START DATA TO PROCESS

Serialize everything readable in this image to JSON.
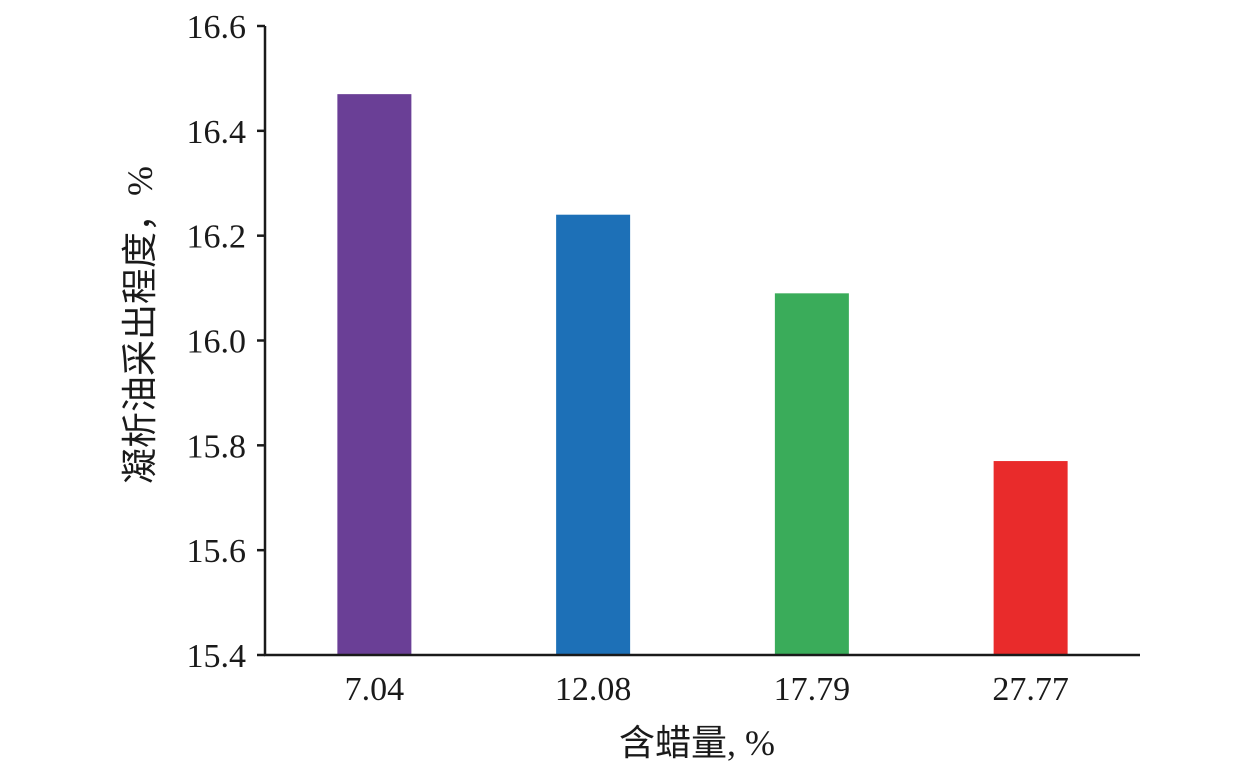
{
  "chart_data": {
    "type": "bar",
    "title": "",
    "xlabel": "含蜡量, %",
    "ylabel": "凝析油采出程度，%",
    "categories": [
      "7.04",
      "12.08",
      "17.79",
      "27.77"
    ],
    "values": [
      16.47,
      16.24,
      16.09,
      15.77
    ],
    "colors": [
      "#6a3f96",
      "#1d70b7",
      "#3aac5a",
      "#e92b2b"
    ],
    "ylim": [
      15.4,
      16.6
    ],
    "yticks": [
      "15.4",
      "15.6",
      "15.8",
      "16.0",
      "16.2",
      "16.4",
      "16.6"
    ],
    "grid": false,
    "legend": "none"
  }
}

END DATA TO PROCESS

_WHAT THE TASK ASKS_:
The records above must be echoed exactly, minus their pictures.

_OUTPUT FOR THIS EXERCISE_:
Serialize everything readable in this image to JSON.
{
  "chart_data": {
    "type": "bar",
    "title": "",
    "xlabel": "含蜡量, %",
    "ylabel": "凝析油采出程度，%",
    "categories": [
      "7.04",
      "12.08",
      "17.79",
      "27.77"
    ],
    "values": [
      16.47,
      16.24,
      16.09,
      15.77
    ],
    "colors": [
      "#6a3f96",
      "#1d70b7",
      "#3aac5a",
      "#e92b2b"
    ],
    "ylim": [
      15.4,
      16.6
    ],
    "yticks": [
      "15.4",
      "15.6",
      "15.8",
      "16.0",
      "16.2",
      "16.4",
      "16.6"
    ],
    "grid": false,
    "legend": "none"
  }
}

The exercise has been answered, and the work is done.